WHAT YOU SHOULD DO:
Of the lines in the listing, how many include the string "test"? Write the number and nothing else.

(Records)
◆ ◆ ◆ ◆ ◆

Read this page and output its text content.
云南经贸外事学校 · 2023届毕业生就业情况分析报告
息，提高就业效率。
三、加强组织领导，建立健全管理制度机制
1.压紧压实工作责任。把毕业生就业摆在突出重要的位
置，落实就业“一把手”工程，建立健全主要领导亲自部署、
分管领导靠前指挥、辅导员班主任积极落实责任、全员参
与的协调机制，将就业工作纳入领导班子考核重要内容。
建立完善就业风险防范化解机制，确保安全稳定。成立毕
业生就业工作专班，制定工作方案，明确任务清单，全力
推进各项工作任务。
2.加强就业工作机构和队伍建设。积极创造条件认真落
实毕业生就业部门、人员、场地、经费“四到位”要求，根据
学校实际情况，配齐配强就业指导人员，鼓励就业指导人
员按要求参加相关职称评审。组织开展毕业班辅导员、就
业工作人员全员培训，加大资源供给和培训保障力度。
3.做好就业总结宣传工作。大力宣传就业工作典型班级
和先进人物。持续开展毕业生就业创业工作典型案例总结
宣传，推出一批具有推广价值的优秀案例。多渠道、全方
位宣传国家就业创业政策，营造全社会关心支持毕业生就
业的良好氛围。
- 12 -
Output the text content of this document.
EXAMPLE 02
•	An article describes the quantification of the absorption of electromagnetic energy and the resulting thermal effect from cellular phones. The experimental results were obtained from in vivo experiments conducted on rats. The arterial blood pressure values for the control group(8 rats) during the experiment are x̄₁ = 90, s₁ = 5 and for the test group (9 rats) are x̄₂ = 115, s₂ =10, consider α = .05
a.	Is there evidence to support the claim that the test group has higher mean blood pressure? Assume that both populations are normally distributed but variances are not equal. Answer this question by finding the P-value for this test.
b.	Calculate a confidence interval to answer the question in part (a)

◆ ◆ ◆ ◆ ◆

WRITTEN SOLUTION:
2